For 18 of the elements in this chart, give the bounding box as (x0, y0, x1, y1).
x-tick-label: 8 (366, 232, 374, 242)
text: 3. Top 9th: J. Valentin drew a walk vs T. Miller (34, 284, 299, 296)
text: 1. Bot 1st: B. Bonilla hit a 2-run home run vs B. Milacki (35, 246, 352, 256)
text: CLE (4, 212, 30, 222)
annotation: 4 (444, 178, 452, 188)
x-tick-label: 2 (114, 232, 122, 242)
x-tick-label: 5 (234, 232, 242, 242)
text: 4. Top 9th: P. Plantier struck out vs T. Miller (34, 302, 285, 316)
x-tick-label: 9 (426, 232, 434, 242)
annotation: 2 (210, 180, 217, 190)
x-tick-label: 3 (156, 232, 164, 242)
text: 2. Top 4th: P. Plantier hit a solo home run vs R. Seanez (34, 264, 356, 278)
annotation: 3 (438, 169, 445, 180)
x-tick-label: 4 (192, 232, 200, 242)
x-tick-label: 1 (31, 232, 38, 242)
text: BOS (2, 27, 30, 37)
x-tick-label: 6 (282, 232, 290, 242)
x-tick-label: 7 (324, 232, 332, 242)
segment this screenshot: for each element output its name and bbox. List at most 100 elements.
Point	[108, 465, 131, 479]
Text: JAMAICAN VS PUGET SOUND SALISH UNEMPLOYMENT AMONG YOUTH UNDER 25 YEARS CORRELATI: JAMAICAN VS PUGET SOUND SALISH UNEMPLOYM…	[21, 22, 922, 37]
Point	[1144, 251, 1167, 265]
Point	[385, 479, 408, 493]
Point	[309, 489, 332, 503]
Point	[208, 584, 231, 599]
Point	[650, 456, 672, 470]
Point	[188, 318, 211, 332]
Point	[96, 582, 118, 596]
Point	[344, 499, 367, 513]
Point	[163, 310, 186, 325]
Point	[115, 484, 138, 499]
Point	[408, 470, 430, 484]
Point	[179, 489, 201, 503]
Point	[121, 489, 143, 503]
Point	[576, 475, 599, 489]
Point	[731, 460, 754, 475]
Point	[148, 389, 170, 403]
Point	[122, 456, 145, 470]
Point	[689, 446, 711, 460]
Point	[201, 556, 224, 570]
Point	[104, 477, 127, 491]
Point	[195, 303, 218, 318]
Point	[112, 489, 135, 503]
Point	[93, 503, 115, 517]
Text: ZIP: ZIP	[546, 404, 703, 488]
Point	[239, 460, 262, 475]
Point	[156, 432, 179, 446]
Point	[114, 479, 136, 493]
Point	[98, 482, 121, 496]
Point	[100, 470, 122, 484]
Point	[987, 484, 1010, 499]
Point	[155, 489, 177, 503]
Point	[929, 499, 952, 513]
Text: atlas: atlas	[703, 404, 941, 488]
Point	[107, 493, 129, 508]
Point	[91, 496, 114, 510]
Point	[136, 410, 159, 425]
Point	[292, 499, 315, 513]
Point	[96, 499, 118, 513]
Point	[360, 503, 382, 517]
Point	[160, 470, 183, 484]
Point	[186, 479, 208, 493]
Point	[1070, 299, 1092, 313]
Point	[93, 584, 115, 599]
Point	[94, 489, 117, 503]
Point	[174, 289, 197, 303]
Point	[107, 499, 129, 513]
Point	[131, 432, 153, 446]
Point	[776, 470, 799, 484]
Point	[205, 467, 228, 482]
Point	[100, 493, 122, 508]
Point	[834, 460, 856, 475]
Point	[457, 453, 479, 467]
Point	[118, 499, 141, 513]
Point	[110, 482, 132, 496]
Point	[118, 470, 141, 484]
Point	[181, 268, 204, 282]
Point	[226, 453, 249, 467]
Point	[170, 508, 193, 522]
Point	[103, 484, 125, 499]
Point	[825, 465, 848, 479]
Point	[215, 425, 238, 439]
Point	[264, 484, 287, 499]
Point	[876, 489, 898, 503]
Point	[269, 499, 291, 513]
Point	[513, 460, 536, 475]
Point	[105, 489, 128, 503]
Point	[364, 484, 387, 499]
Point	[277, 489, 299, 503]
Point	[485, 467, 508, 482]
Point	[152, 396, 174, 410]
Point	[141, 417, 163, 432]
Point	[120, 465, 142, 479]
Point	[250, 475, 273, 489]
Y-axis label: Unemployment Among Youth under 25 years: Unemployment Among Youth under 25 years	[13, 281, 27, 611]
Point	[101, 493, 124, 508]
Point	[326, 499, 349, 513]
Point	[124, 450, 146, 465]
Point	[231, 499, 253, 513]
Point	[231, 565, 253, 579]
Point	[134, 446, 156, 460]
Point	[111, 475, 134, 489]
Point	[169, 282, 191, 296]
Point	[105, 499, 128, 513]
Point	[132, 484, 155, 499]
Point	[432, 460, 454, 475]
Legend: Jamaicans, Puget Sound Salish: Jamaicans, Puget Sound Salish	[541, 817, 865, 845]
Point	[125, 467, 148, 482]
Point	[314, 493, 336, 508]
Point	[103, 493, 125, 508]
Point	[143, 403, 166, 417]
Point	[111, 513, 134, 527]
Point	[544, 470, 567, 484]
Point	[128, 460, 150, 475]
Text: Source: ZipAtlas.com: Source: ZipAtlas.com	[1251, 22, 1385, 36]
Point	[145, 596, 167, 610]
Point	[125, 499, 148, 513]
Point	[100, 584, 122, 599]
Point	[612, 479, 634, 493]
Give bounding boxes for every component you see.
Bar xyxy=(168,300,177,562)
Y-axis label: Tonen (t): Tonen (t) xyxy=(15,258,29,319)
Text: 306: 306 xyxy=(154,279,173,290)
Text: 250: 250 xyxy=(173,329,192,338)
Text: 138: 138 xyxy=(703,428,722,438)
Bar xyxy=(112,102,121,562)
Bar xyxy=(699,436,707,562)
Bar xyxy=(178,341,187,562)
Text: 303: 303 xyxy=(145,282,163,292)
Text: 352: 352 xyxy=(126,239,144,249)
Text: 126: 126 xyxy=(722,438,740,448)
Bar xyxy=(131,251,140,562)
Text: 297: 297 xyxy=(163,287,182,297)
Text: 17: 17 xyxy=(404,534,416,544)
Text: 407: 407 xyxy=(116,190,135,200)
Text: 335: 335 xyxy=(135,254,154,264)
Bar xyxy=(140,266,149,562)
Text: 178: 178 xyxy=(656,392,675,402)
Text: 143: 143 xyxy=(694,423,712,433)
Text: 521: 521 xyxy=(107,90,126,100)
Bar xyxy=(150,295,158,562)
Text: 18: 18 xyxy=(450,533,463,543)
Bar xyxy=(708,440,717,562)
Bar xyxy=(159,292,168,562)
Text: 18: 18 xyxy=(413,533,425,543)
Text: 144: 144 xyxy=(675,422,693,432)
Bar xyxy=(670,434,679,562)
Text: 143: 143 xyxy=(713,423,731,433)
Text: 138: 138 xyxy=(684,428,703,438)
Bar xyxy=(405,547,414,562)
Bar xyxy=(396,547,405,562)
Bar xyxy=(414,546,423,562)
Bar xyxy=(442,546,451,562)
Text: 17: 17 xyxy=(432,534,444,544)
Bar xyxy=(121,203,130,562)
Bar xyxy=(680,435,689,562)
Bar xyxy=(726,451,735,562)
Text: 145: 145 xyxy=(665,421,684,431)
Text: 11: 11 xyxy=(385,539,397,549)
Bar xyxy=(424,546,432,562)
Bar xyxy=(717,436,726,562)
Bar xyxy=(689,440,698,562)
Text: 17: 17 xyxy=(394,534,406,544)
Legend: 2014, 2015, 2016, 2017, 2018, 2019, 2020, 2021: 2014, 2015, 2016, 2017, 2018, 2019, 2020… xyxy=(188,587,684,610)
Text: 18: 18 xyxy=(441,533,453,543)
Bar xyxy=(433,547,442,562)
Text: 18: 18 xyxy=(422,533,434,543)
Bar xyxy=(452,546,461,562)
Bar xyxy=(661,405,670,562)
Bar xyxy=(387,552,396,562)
.....
# [What you will do]
Please format the stretch of data from its start through the line containing "503, 115, 517]" as a Markdown table with two columns: Index, holding each row's number, and Content, holding the line itself. Leave out blank lines.

# [Reply to the task]
| Index | Content |
|---|---|
| 1 | For 18 of the elements in this chart, give the bounding box as (x0, y0, x1, y1). |
| 2 | x-tick-label: 8 (366, 232, 374, 242) |
| 3 | text: 3. Top 9th: J. Valentin drew a walk vs T. Miller (34, 284, 299, 296) |
| 4 | text: 1. Bot 1st: B. Bonilla hit a 2-run home run vs B. Milacki (35, 246, 352, 256) |
| 5 | text: CLE (4, 212, 30, 222) |
| 6 | annotation: 4 (444, 178, 452, 188) |
| 7 | x-tick-label: 2 (114, 232, 122, 242) |
| 8 | x-tick-label: 5 (234, 232, 242, 242) |
| 9 | text: 4. Top 9th: P. Plantier struck out vs T. Miller (34, 302, 285, 316) |
| 10 | x-tick-label: 9 (426, 232, 434, 242) |
| 11 | annotation: 2 (210, 180, 217, 190) |
| 12 | x-tick-label: 3 (156, 232, 164, 242) |
| 13 | text: 2. Top 4th: P. Plantier hit a solo home run vs R. Seanez (34, 264, 356, 278) |
| 14 | annotation: 3 (438, 169, 445, 180) |
| 15 | x-tick-label: 4 (192, 232, 200, 242) |
| 16 | x-tick-label: 1 (31, 232, 38, 242) |
| 17 | text: BOS (2, 27, 30, 37) |
| 18 | x-tick-label: 6 (282, 232, 290, 242) |
| 19 | x-tick-label: 7 (324, 232, 332, 242) |
| 20 | segment this screenshot: for each element output its name and bbox. List at most 100 elements. |
| 21 | Point	[108, 465, 131, 479] |
| 22 | Text: JAMAICAN VS PUGET SOUND SALISH UNEMPLOYMENT AMONG YOUTH UNDER 25 YEARS CORRELATI: JAMAICAN VS PUGET SOUND SALISH UNEMPLOYM…	[21, 22, 922, 37] |
| 23 | Point	[1144, 251, 1167, 265] |
| 24 | Point	[385, 479, 408, 493] |
| 25 | Point	[309, 489, 332, 503] |
| 26 | Point	[208, 584, 231, 599] |
| 27 | Point	[650, 456, 672, 470] |
| 28 | Point	[188, 318, 211, 332] |
| 29 | Point	[96, 582, 118, 596] |
| 30 | Point	[344, 499, 367, 513] |
| 31 | Point	[163, 310, 186, 325] |
| 32 | Point	[115, 484, 138, 499] |
| 33 | Point	[408, 470, 430, 484] |
| 34 | Point	[179, 489, 201, 503] |
| 35 | Point	[121, 489, 143, 503] |
| 36 | Point	[576, 475, 599, 489] |
| 37 | Point	[731, 460, 754, 475] |
| 38 | Point	[148, 389, 170, 403] |
| 39 | Point	[122, 456, 145, 470] |
| 40 | Point	[689, 446, 711, 460] |
| 41 | Point	[201, 556, 224, 570] |
| 42 | Point	[104, 477, 127, 491] |
| 43 | Point	[195, 303, 218, 318] |
| 44 | Point	[112, 489, 135, 503] |
| 45 | Point	[93, 503, 115, 517] |